TASK BRIEF: Provide an exact transcription of all the records.

SUPPLIED DATA:
╔══

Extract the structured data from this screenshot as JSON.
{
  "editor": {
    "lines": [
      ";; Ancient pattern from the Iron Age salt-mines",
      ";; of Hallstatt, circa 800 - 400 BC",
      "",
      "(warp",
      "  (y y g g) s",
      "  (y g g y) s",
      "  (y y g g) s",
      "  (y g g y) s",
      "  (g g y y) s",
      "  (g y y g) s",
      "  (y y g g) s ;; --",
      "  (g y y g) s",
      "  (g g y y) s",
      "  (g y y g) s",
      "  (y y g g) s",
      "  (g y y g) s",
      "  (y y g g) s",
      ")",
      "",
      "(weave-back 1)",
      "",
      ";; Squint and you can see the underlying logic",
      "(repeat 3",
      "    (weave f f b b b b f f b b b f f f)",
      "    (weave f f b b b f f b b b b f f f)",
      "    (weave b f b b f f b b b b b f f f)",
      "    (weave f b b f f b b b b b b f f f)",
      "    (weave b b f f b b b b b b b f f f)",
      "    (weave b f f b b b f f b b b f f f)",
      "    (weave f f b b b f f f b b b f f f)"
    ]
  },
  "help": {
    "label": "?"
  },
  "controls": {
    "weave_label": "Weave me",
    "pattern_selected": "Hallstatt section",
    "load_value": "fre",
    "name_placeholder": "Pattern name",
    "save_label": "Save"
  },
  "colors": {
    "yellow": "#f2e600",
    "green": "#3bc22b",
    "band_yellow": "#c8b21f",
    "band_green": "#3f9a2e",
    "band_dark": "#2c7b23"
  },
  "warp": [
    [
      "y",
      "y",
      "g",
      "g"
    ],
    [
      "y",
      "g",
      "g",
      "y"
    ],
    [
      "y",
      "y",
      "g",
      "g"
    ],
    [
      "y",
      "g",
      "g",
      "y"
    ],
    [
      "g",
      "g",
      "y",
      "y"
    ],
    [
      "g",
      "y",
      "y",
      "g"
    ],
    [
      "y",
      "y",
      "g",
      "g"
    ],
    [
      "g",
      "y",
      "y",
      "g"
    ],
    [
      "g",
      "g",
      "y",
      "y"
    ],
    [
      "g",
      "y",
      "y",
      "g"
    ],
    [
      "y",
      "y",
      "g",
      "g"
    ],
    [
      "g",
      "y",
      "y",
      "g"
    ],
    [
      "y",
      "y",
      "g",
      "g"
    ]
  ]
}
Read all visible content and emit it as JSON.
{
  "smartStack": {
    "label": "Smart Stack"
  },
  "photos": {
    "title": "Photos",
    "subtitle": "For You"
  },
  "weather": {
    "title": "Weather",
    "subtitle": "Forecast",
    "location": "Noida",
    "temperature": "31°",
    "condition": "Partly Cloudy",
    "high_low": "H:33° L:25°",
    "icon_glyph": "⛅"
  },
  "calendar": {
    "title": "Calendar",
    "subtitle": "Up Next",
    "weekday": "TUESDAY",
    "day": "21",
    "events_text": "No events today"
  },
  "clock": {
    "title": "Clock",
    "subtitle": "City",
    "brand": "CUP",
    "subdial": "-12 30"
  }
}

╚══

SOLUTION:
Extract the structured data from this screenshot as JSON.
{
  "editor": {
    "lines": [
      ";; Ancient pattern from the Iron Age salt-mines",
      ";; of Hallstatt, circa 800 - 400 BC",
      "",
      "(warp",
      "  (y y g g) s",
      "  (y g g y) s",
      "  (y y g g) s",
      "  (y g g y) s",
      "  (g g y y) s",
      "  (g y y g) s",
      "  (y y g g) s ;; --",
      "  (g y y g) s",
      "  (g g y y) s",
      "  (g y y g) s",
      "  (y y g g) s",
      "  (g y y g) s",
      "  (y y g g) s",
      ")",
      "",
      "(weave-back 1)",
      "",
      ";; Squint and you can see the underlying logic",
      "(repeat 3",
      "    (weave f f b b b b f f b b b f f f)",
      "    (weave f f b b b f f b b b b f f f)",
      "    (weave b f b b f f b b b b b f f f)",
      "    (weave f b b f f b b b b b b f f f)",
      "    (weave b b f f b b b b b b b f f f)",
      "    (weave b f f b b b f f b b b f f f)",
      "    (weave f f b b b f f f b b b f f f)"
    ]
  },
  "help": {
    "label": "?"
  },
  "controls": {
    "weave_label": "Weave me",
    "pattern_selected": "Hallstatt section",
    "load_value": "fre",
    "name_placeholder": "Pattern name",
    "save_label": "Save"
  },
  "colors": {
    "yellow": "#f2e600",
    "green": "#3bc22b",
    "band_yellow": "#c8b21f",
    "band_green": "#3f9a2e",
    "band_dark": "#2c7b23"
  },
  "warp": [
    [
      "y",
      "y",
      "g",
      "g"
    ],
    [
      "y",
      "g",
      "g",
      "y"
    ],
    [
      "y",
      "y",
      "g",
      "g"
    ],
    [
      "y",
      "g",
      "g",
      "y"
    ],
    [
      "g",
      "g",
      "y",
      "y"
    ],
    [
      "g",
      "y",
      "y",
      "g"
    ],
    [
      "y",
      "y",
      "g",
      "g"
    ],
    [
      "g",
      "y",
      "y",
      "g"
    ],
    [
      "g",
      "g",
      "y",
      "y"
    ],
    [
      "g",
      "y",
      "y",
      "g"
    ],
    [
      "y",
      "y",
      "g",
      "g"
    ],
    [
      "g",
      "y",
      "y",
      "g"
    ],
    [
      "y",
      "y",
      "g",
      "g"
    ]
  ]
}
Read all visible content and emit it as JSON.
{
  "smartStack": {
    "label": "Smart Stack"
  },
  "photos": {
    "title": "Photos",
    "subtitle": "For You"
  },
  "weather": {
    "title": "Weather",
    "subtitle": "Forecast",
    "location": "Noida",
    "temperature": "31°",
    "condition": "Partly Cloudy",
    "high_low": "H:33° L:25°",
    "icon_glyph": "⛅"
  },
  "calendar": {
    "title": "Calendar",
    "subtitle": "Up Next",
    "weekday": "TUESDAY",
    "day": "21",
    "events_text": "No events today"
  },
  "clock": {
    "title": "Clock",
    "subtitle": "City",
    "brand": "CUP",
    "subdial": "-12 30"
  }
}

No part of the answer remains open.